EXERCISE PROMPT -
Scan the entries for the word "journal" and return every line that has it.

[Structured page parsing data]
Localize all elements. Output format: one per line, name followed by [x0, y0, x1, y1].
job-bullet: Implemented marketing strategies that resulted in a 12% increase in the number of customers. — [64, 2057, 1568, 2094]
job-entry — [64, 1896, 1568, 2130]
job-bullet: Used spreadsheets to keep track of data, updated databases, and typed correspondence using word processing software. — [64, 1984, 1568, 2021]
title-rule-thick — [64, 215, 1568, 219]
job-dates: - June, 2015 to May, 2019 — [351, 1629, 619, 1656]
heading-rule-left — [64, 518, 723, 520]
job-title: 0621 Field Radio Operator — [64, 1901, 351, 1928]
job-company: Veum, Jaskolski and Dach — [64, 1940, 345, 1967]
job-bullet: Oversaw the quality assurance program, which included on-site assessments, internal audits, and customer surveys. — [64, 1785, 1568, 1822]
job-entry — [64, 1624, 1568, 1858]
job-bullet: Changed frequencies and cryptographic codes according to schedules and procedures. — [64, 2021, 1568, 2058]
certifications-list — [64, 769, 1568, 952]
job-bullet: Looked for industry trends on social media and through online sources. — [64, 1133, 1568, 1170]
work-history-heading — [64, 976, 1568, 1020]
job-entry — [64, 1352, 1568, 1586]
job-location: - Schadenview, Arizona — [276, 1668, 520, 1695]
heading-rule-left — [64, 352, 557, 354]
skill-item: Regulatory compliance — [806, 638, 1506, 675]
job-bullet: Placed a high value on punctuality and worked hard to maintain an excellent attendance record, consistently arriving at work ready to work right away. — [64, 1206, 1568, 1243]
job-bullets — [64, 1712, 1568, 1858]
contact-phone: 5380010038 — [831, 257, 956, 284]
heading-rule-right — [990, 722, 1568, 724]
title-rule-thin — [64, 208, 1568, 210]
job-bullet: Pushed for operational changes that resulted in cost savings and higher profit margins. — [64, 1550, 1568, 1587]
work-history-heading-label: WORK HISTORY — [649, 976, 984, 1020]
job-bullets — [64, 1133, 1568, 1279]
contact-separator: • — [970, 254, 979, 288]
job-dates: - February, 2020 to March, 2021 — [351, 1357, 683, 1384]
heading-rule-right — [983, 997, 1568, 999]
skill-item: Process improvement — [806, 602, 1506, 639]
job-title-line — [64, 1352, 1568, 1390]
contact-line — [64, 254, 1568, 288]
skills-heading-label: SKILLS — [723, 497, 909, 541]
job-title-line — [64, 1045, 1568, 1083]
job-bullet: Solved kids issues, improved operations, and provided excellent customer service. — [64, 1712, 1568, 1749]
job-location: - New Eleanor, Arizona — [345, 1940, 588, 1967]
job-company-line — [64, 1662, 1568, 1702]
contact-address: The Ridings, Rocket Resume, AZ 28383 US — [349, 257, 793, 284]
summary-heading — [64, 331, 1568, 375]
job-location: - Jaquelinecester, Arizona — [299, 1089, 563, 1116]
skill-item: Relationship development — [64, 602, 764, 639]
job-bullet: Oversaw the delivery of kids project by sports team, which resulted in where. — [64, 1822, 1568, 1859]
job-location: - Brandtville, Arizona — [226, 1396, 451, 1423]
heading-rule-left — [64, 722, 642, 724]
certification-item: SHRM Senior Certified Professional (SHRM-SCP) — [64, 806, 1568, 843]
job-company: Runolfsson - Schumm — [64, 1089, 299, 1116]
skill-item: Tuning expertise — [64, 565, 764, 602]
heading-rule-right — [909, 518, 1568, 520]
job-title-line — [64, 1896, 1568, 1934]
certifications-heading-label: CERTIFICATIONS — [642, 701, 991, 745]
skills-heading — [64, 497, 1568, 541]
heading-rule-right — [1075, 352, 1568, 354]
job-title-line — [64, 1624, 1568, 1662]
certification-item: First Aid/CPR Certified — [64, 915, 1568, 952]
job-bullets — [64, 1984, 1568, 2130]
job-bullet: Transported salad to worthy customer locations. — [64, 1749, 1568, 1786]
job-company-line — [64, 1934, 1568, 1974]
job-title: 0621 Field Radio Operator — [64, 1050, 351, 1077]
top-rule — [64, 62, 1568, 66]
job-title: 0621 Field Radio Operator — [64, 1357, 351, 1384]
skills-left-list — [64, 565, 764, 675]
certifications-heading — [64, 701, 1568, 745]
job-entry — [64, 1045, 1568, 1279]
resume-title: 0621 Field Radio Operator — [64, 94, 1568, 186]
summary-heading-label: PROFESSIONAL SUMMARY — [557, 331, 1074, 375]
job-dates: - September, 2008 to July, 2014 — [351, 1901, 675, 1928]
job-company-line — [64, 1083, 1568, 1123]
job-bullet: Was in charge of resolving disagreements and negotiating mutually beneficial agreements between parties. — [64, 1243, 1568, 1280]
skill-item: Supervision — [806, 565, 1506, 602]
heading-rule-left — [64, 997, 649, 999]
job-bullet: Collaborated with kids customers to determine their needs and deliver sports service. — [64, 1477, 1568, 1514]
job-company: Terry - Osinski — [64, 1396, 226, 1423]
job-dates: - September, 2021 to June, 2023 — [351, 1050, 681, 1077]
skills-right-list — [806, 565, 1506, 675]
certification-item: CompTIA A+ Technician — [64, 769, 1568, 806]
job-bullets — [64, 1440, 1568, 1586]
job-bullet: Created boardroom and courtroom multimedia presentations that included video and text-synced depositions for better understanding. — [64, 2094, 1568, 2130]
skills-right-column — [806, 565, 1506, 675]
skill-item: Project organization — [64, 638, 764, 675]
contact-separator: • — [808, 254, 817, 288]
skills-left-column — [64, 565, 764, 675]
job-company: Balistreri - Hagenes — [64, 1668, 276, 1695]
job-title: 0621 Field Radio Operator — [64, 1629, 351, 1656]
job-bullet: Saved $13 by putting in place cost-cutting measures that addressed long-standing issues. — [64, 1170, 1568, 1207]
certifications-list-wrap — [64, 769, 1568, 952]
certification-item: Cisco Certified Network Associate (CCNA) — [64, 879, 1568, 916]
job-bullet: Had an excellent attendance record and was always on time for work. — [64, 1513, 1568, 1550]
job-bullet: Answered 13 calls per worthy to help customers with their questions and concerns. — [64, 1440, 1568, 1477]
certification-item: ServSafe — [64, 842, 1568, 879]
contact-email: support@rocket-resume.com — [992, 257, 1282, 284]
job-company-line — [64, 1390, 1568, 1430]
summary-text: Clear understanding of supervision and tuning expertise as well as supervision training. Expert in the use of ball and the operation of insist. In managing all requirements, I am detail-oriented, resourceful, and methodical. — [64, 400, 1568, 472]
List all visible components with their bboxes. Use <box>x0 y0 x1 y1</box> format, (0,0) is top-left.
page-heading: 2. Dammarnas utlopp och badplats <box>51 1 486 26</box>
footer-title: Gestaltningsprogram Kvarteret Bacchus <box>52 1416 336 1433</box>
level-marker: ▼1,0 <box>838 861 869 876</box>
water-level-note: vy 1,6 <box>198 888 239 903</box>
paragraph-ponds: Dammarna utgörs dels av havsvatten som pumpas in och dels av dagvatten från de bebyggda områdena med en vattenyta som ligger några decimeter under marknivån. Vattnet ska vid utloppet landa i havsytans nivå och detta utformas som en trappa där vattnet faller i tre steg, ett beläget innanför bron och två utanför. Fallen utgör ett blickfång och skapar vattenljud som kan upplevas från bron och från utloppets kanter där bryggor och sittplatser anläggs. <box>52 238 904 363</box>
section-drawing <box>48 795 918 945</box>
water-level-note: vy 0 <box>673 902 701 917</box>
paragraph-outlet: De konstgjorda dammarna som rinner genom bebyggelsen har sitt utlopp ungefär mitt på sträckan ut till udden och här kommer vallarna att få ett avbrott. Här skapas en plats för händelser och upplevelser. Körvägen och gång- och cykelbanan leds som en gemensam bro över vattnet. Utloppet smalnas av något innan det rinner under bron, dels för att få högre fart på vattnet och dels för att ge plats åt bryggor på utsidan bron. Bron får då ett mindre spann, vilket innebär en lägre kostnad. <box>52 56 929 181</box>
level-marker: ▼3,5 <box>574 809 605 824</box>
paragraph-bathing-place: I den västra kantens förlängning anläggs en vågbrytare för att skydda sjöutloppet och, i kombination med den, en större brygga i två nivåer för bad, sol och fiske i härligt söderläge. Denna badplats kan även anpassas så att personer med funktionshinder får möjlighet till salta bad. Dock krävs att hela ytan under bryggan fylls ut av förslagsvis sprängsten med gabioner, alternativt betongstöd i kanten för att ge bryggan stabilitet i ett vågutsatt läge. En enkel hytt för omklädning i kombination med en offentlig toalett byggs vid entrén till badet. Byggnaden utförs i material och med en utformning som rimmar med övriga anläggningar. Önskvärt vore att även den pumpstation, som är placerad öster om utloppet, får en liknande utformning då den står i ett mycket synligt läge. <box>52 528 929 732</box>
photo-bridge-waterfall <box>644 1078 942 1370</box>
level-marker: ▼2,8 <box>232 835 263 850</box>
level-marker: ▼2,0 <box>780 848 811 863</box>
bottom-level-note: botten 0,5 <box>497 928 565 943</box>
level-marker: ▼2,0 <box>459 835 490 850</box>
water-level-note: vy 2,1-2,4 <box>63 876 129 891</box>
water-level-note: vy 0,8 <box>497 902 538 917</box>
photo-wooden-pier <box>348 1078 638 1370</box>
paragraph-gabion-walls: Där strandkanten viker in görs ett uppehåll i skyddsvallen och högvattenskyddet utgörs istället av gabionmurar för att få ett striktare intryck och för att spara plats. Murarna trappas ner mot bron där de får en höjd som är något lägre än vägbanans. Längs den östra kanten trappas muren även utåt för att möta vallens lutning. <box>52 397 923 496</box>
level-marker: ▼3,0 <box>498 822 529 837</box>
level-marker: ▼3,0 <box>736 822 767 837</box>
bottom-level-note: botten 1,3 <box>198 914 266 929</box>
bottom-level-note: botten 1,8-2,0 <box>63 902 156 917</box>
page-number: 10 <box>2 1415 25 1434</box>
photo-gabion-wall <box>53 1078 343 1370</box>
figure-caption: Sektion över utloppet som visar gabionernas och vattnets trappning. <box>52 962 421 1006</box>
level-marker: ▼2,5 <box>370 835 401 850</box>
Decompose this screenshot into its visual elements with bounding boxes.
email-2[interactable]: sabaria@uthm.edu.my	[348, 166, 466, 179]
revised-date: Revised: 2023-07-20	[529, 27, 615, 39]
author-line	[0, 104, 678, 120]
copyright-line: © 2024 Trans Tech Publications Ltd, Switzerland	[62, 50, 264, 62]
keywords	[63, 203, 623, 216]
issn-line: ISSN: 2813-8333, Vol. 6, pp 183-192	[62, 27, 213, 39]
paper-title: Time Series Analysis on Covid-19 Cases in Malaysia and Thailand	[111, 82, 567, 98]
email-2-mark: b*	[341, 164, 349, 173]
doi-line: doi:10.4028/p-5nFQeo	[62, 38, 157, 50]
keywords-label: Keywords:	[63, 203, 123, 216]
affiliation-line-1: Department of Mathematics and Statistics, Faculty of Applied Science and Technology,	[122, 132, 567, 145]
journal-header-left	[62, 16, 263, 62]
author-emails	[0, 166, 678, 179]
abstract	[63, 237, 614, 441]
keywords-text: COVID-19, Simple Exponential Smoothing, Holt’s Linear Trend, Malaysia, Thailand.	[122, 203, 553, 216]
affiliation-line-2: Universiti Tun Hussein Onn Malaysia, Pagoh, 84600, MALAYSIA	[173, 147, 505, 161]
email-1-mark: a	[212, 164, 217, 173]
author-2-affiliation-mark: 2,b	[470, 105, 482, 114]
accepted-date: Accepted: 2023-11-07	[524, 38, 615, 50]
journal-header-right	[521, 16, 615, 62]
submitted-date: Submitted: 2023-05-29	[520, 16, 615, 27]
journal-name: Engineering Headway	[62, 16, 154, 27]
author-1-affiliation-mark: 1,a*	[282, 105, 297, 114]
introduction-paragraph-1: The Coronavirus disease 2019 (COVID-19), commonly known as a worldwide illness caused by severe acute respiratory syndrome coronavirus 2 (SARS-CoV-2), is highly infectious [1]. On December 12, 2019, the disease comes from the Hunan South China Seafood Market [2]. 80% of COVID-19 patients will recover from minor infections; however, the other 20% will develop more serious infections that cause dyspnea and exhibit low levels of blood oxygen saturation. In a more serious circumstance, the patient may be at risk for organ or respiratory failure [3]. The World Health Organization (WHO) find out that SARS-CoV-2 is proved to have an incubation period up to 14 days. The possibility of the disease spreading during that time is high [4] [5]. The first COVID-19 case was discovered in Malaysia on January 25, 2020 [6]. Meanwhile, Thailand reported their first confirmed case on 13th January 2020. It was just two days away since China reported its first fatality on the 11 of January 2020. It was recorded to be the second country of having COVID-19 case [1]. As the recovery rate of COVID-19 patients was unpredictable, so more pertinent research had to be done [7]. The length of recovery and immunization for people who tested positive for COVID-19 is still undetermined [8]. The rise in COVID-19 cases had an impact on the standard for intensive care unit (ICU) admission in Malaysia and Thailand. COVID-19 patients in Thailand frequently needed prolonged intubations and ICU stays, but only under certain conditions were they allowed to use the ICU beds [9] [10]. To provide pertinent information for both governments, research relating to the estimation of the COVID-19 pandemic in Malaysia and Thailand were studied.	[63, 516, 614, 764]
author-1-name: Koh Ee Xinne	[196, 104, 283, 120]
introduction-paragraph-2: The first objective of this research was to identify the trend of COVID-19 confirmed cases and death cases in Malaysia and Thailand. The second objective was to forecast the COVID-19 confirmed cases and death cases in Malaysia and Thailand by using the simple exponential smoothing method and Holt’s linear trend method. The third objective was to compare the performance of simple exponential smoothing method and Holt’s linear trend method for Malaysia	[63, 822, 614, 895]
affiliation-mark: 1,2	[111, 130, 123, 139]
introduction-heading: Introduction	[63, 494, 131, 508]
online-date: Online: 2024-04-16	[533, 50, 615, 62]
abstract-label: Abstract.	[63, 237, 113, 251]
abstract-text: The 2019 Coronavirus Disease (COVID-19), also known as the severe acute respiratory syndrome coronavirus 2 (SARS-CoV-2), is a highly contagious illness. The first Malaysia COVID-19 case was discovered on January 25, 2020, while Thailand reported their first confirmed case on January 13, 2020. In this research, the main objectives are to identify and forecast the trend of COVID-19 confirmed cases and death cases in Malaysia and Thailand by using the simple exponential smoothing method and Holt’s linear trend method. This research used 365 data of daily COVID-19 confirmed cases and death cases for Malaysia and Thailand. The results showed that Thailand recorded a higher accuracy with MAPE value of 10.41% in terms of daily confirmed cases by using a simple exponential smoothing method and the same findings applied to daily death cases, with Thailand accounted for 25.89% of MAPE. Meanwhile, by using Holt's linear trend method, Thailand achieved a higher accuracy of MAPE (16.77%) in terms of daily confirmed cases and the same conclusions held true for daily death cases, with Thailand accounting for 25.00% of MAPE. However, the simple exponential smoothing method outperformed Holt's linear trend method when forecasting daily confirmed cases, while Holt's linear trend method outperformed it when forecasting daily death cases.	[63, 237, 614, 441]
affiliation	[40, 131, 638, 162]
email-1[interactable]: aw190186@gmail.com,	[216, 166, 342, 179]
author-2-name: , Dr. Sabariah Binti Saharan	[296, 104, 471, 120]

RESULT FOR THIS TASK -
journal-header-left	[62, 16, 263, 62]
journal-header-right	[521, 16, 615, 62]
journal-name: Engineering Headway	[62, 16, 154, 27]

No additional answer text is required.